Pick out all lines in the listing holding the string "image" and copy them.

Data extract ->

....

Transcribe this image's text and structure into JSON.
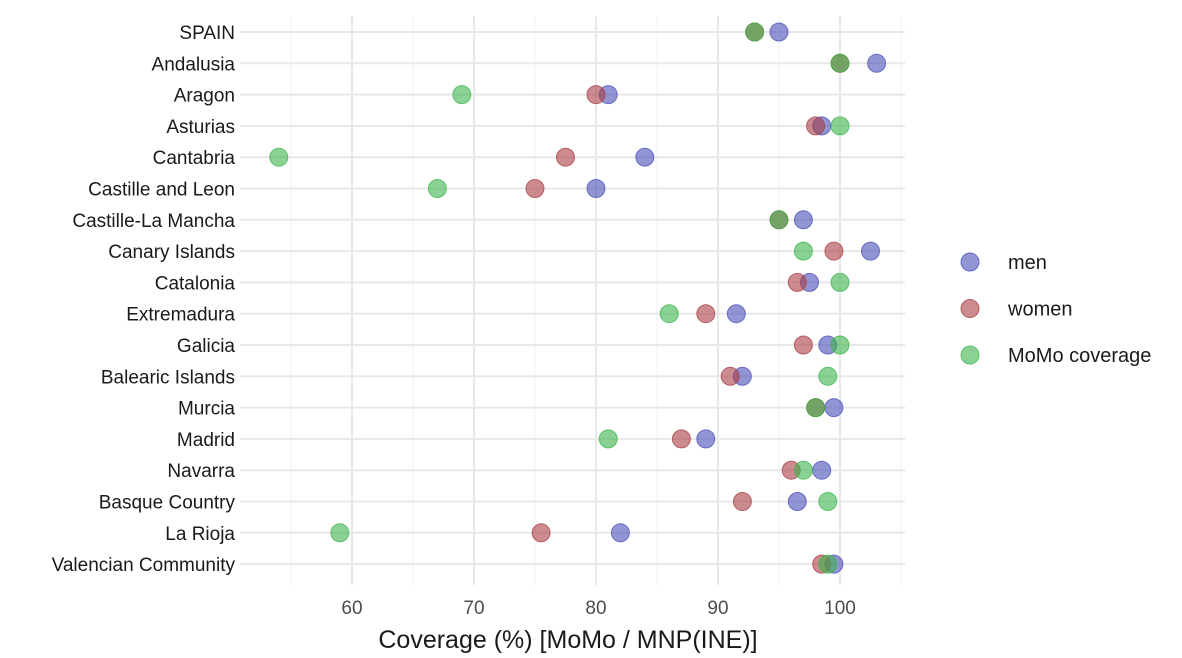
{
  "chart_data": {
    "type": "scatter",
    "xlabel": "Coverage (%) [MoMo / MNP(INE)]",
    "ylabel": "",
    "xlim": [
      51,
      106
    ],
    "xticks": [
      60,
      70,
      80,
      90,
      100
    ],
    "grid": true,
    "legend_position": "right",
    "categories": [
      "SPAIN",
      "Andalusia",
      "Aragon",
      "Asturias",
      "Cantabria",
      "Castille and Leon",
      "Castille-La Mancha",
      "Canary Islands",
      "Catalonia",
      "Extremadura",
      "Galicia",
      "Balearic Islands",
      "Murcia",
      "Madrid",
      "Navarra",
      "Basque Country",
      "La Rioja",
      "Valencian Community"
    ],
    "series": [
      {
        "name": "men",
        "color": "#4a4fb8",
        "values": [
          95,
          103,
          81,
          98.5,
          84,
          80,
          97,
          102.5,
          97.5,
          91.5,
          99,
          92,
          99.5,
          89,
          98.5,
          96.5,
          82,
          99.5
        ]
      },
      {
        "name": "women",
        "color": "#a83e45",
        "values": [
          93,
          100,
          80,
          98,
          77.5,
          75,
          95,
          99.5,
          96.5,
          89,
          97,
          91,
          98,
          87,
          96,
          92,
          75.5,
          98.5
        ]
      },
      {
        "name": "MoMo coverage",
        "color": "#3cb44b",
        "values": [
          93,
          100,
          69,
          100,
          54,
          67,
          95,
          97,
          100,
          86,
          100,
          99,
          98,
          81,
          97,
          99,
          59,
          99
        ]
      }
    ]
  }
}
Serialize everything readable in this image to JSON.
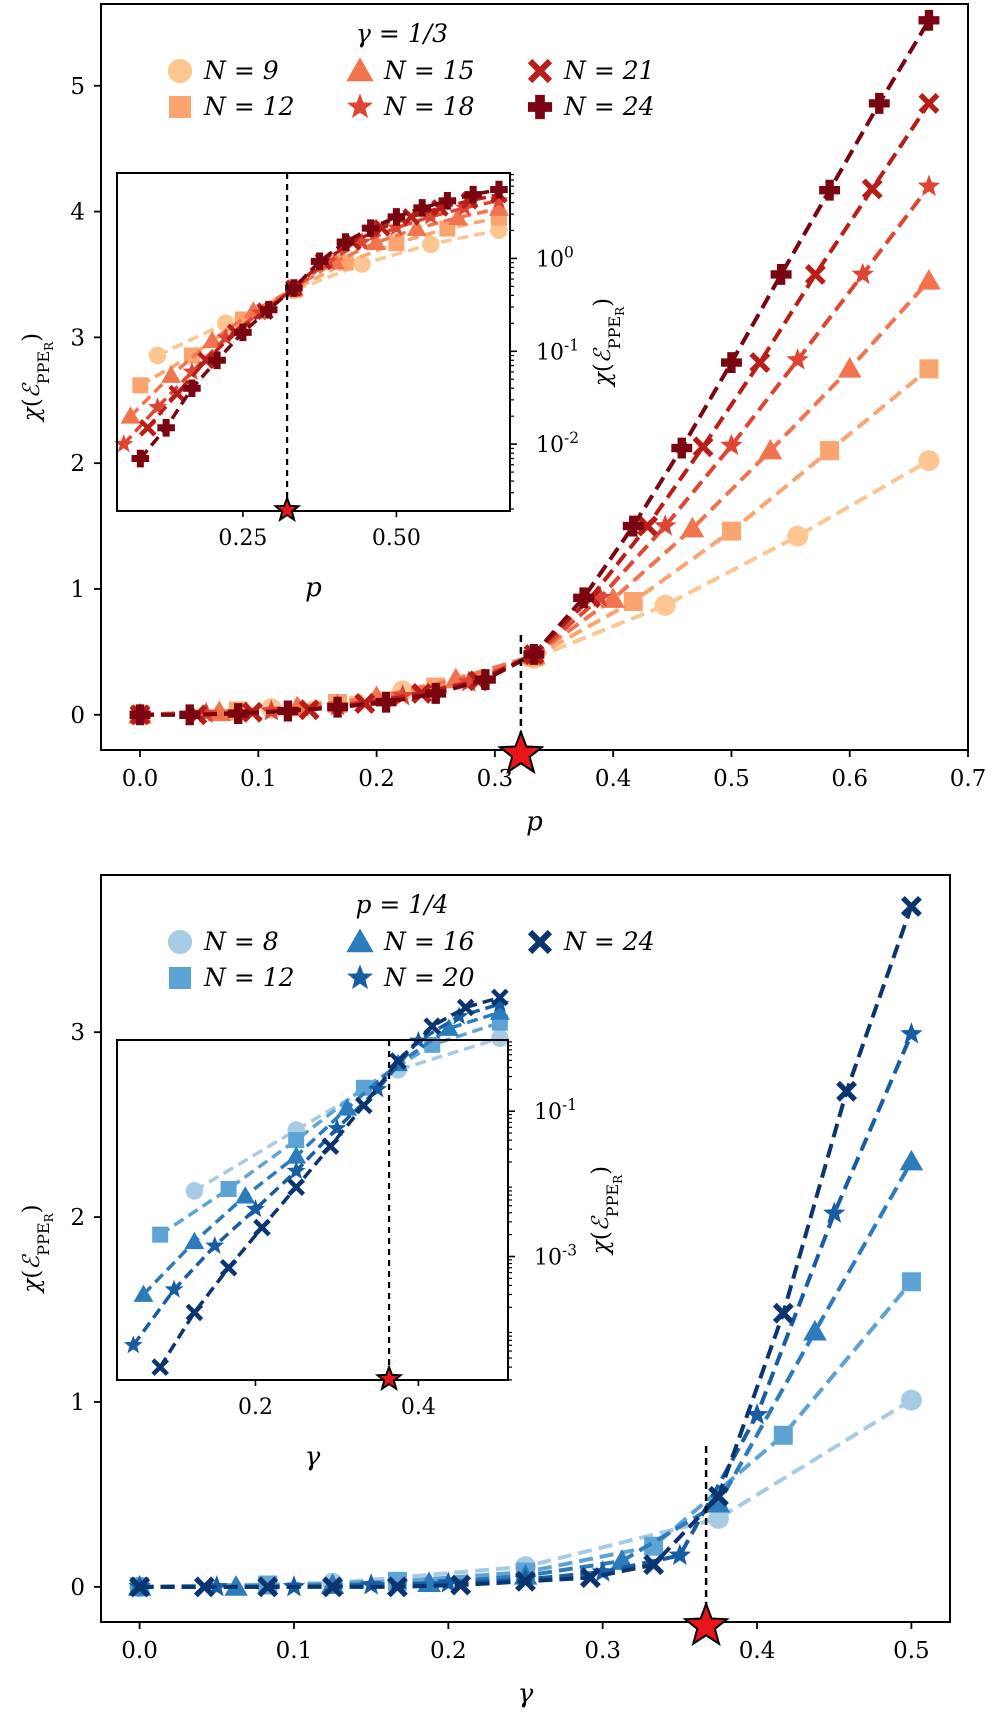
{
  "chart_data": [
    {
      "id": "top",
      "type": "line",
      "xlabel": "p",
      "ylabel": "χ(ℰPPE_R)",
      "xlim": [
        -0.033,
        0.7
      ],
      "ylim": [
        -0.28,
        5.65
      ],
      "xticks": [
        0.0,
        0.1,
        0.2,
        0.3,
        0.4,
        0.5,
        0.6,
        0.7
      ],
      "xtick_labels": [
        "0.0",
        "0.1",
        "0.2",
        "0.3",
        "0.4",
        "0.5",
        "0.6",
        "0.7"
      ],
      "yticks": [
        0,
        1,
        2,
        3,
        4,
        5
      ],
      "ytick_labels": [
        "0",
        "1",
        "2",
        "3",
        "4",
        "5"
      ],
      "critical_x": 0.322,
      "legend_title": "γ = 1/3",
      "legend_placement": "top-left",
      "series": [
        {
          "name": "N = 9",
          "label": "N = 9",
          "marker": "circle",
          "color": "#fdc58f",
          "x": [
            0.0,
            0.111,
            0.222,
            0.333,
            0.444,
            0.556,
            0.667
          ],
          "y": [
            0.0,
            0.05,
            0.19,
            0.45,
            0.87,
            1.42,
            2.02
          ]
        },
        {
          "name": "N = 12",
          "label": "N = 12",
          "marker": "square",
          "color": "#fca46f",
          "x": [
            0.0,
            0.083,
            0.167,
            0.25,
            0.333,
            0.417,
            0.5,
            0.583,
            0.667
          ],
          "y": [
            0.0,
            0.03,
            0.09,
            0.22,
            0.46,
            0.9,
            1.46,
            2.1,
            2.75
          ]
        },
        {
          "name": "N = 15",
          "label": "N = 15",
          "marker": "triangle",
          "color": "#f2744f",
          "x": [
            0.0,
            0.067,
            0.133,
            0.2,
            0.267,
            0.333,
            0.4,
            0.467,
            0.533,
            0.6,
            0.667
          ],
          "y": [
            0.0,
            0.02,
            0.06,
            0.14,
            0.28,
            0.47,
            0.92,
            1.48,
            2.1,
            2.75,
            3.45
          ]
        },
        {
          "name": "N = 18",
          "label": "N = 18",
          "marker": "star",
          "color": "#de4633",
          "x": [
            0.0,
            0.056,
            0.111,
            0.167,
            0.222,
            0.278,
            0.333,
            0.389,
            0.444,
            0.5,
            0.556,
            0.611,
            0.667
          ],
          "y": [
            0.0,
            0.01,
            0.03,
            0.07,
            0.15,
            0.26,
            0.47,
            0.93,
            1.5,
            2.14,
            2.82,
            3.5,
            4.2
          ]
        },
        {
          "name": "N = 21",
          "label": "N = 21",
          "marker": "x",
          "color": "#b91d18",
          "x": [
            0.0,
            0.048,
            0.095,
            0.143,
            0.19,
            0.238,
            0.286,
            0.333,
            0.381,
            0.429,
            0.476,
            0.524,
            0.571,
            0.619,
            0.667
          ],
          "y": [
            0.0,
            0.0,
            0.02,
            0.04,
            0.09,
            0.17,
            0.27,
            0.48,
            0.93,
            1.5,
            2.13,
            2.8,
            3.5,
            4.18,
            4.86
          ]
        },
        {
          "name": "N = 24",
          "label": "N = 24",
          "marker": "plus",
          "color": "#7a0510",
          "x": [
            0.0,
            0.042,
            0.083,
            0.125,
            0.167,
            0.208,
            0.25,
            0.292,
            0.333,
            0.375,
            0.417,
            0.458,
            0.5,
            0.542,
            0.583,
            0.625,
            0.667
          ],
          "y": [
            0.0,
            0.0,
            0.01,
            0.03,
            0.06,
            0.1,
            0.17,
            0.28,
            0.48,
            0.93,
            1.5,
            2.12,
            2.8,
            3.5,
            4.17,
            4.86,
            5.52
          ]
        }
      ],
      "inset": {
        "xlabel": "p",
        "ylabel": "χ(ℰPPE_R)",
        "yscale": "log",
        "xlim": [
          0.045,
          0.685
        ],
        "ylim_log10": [
          -2.72,
          0.92
        ],
        "xticks": [
          0.25,
          0.5
        ],
        "xtick_labels": [
          "0.25",
          "0.50"
        ],
        "yticks_log10": [
          -2,
          -1,
          0
        ],
        "ytick_labels": [
          "10^{-2}",
          "10^{-1}",
          "10^{0}"
        ],
        "critical_x": 0.322,
        "series": [
          {
            "name": "N = 9",
            "x": [
              0.111,
              0.222,
              0.333,
              0.444,
              0.556,
              0.667
            ],
            "y": [
              0.09,
              0.2,
              0.45,
              0.87,
              1.42,
              2.02
            ]
          },
          {
            "name": "N = 12",
            "x": [
              0.083,
              0.167,
              0.25,
              0.333,
              0.417,
              0.5,
              0.583,
              0.667
            ],
            "y": [
              0.043,
              0.09,
              0.22,
              0.46,
              0.9,
              1.46,
              2.1,
              2.75
            ]
          },
          {
            "name": "N = 15",
            "x": [
              0.067,
              0.133,
              0.2,
              0.267,
              0.333,
              0.4,
              0.467,
              0.533,
              0.6,
              0.667
            ],
            "y": [
              0.02,
              0.055,
              0.13,
              0.27,
              0.47,
              0.92,
              1.48,
              2.1,
              2.75,
              3.45
            ]
          },
          {
            "name": "N = 18",
            "x": [
              0.056,
              0.111,
              0.167,
              0.222,
              0.278,
              0.333,
              0.389,
              0.444,
              0.5,
              0.556,
              0.611,
              0.667
            ],
            "y": [
              0.01,
              0.025,
              0.06,
              0.14,
              0.26,
              0.47,
              0.93,
              1.5,
              2.14,
              2.82,
              3.5,
              4.2
            ]
          },
          {
            "name": "N = 21",
            "x": [
              0.095,
              0.143,
              0.19,
              0.238,
              0.286,
              0.333,
              0.381,
              0.429,
              0.476,
              0.524,
              0.571,
              0.619,
              0.667
            ],
            "y": [
              0.015,
              0.035,
              0.08,
              0.16,
              0.27,
              0.48,
              0.93,
              1.5,
              2.13,
              2.8,
              3.5,
              4.18,
              4.86
            ]
          },
          {
            "name": "N = 24",
            "x": [
              0.083,
              0.125,
              0.167,
              0.208,
              0.25,
              0.292,
              0.333,
              0.375,
              0.417,
              0.458,
              0.5,
              0.542,
              0.583,
              0.625,
              0.667
            ],
            "y": [
              0.007,
              0.015,
              0.04,
              0.08,
              0.16,
              0.28,
              0.48,
              0.93,
              1.5,
              2.12,
              2.8,
              3.5,
              4.17,
              4.86,
              5.52
            ]
          }
        ]
      }
    },
    {
      "id": "bottom",
      "type": "line",
      "xlabel": "γ",
      "ylabel": "χ(ℰPPE_R)",
      "xlim": [
        -0.025,
        0.525
      ],
      "ylim": [
        -0.19,
        3.85
      ],
      "xticks": [
        0.0,
        0.1,
        0.2,
        0.3,
        0.4,
        0.5
      ],
      "xtick_labels": [
        "0.0",
        "0.1",
        "0.2",
        "0.3",
        "0.4",
        "0.5"
      ],
      "yticks": [
        0,
        1,
        2,
        3
      ],
      "ytick_labels": [
        "0",
        "1",
        "2",
        "3"
      ],
      "critical_x": 0.367,
      "legend_title": "p = 1/4",
      "legend_placement": "top-left",
      "series": [
        {
          "name": "N = 8",
          "label": "N = 8",
          "marker": "circle",
          "color": "#a6cbe3",
          "x": [
            0.0,
            0.125,
            0.25,
            0.375,
            0.5
          ],
          "y": [
            0.0,
            0.02,
            0.11,
            0.37,
            1.01
          ]
        },
        {
          "name": "N = 12",
          "label": "N = 12",
          "marker": "square",
          "color": "#5da4d4",
          "x": [
            0.0,
            0.083,
            0.167,
            0.25,
            0.333,
            0.417,
            0.5
          ],
          "y": [
            0.0,
            0.01,
            0.03,
            0.08,
            0.22,
            0.82,
            1.65
          ]
        },
        {
          "name": "N = 16",
          "label": "N = 16",
          "marker": "triangle",
          "color": "#2c7bbd",
          "x": [
            0.0,
            0.0625,
            0.125,
            0.1875,
            0.25,
            0.3125,
            0.375,
            0.4375,
            0.5
          ],
          "y": [
            0.0,
            0.0,
            0.01,
            0.02,
            0.06,
            0.14,
            0.45,
            1.38,
            2.3
          ]
        },
        {
          "name": "N = 20",
          "label": "N = 20",
          "marker": "star",
          "color": "#175da3",
          "x": [
            0.0,
            0.05,
            0.1,
            0.15,
            0.2,
            0.25,
            0.3,
            0.35,
            0.4,
            0.45,
            0.5
          ],
          "y": [
            0.0,
            0.0,
            0.0,
            0.01,
            0.02,
            0.04,
            0.08,
            0.17,
            0.93,
            2.02,
            2.99
          ]
        },
        {
          "name": "N = 24",
          "label": "N = 24",
          "marker": "x",
          "color": "#0b3570",
          "x": [
            0.0,
            0.042,
            0.083,
            0.125,
            0.167,
            0.208,
            0.25,
            0.292,
            0.333,
            0.375,
            0.417,
            0.458,
            0.5
          ],
          "y": [
            0.0,
            0.0,
            0.0,
            0.0,
            0.0,
            0.01,
            0.03,
            0.05,
            0.12,
            0.49,
            1.48,
            2.68,
            3.68
          ]
        }
      ],
      "inset": {
        "xlabel": "γ",
        "ylabel": "χ(ℰPPE_R)",
        "yscale": "log",
        "xlim": [
          0.03,
          0.51
        ],
        "ylim_log10": [
          -4.7,
          -0.02
        ],
        "xticks": [
          0.2,
          0.4
        ],
        "xtick_labels": [
          "0.2",
          "0.4"
        ],
        "yticks_log10": [
          -3,
          -1
        ],
        "ytick_labels": [
          "10^{-3}",
          "10^{-1}"
        ],
        "critical_x": 0.364,
        "series": [
          {
            "name": "N = 8",
            "x": [
              0.125,
              0.25,
              0.375,
              0.5
            ],
            "y": [
              0.008,
              0.055,
              0.37,
              1.01
            ]
          },
          {
            "name": "N = 12",
            "x": [
              0.083,
              0.167,
              0.25,
              0.333,
              0.417,
              0.5
            ],
            "y": [
              0.002,
              0.0085,
              0.04,
              0.21,
              0.82,
              1.65
            ]
          },
          {
            "name": "N = 16",
            "x": [
              0.0625,
              0.125,
              0.1875,
              0.25,
              0.3125,
              0.375,
              0.4375,
              0.5
            ],
            "y": [
              0.0003,
              0.0016,
              0.0068,
              0.024,
              0.11,
              0.45,
              1.38,
              2.3
            ]
          },
          {
            "name": "N = 20",
            "x": [
              0.05,
              0.1,
              0.15,
              0.2,
              0.25,
              0.3,
              0.35,
              0.4,
              0.45,
              0.5
            ],
            "y": [
              6e-05,
              0.00035,
              0.0014,
              0.0045,
              0.015,
              0.058,
              0.2,
              0.93,
              2.02,
              2.99
            ]
          },
          {
            "name": "N = 24",
            "x": [
              0.083,
              0.125,
              0.167,
              0.208,
              0.25,
              0.292,
              0.333,
              0.375,
              0.417,
              0.458,
              0.5
            ],
            "y": [
              3e-05,
              0.00017,
              0.0007,
              0.0025,
              0.009,
              0.033,
              0.12,
              0.49,
              1.48,
              2.68,
              3.68
            ]
          }
        ]
      }
    }
  ]
}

....

Problem solution ->
Transcribe this image's text and structure into JSON.
Serialize everything readable in this image to JSON.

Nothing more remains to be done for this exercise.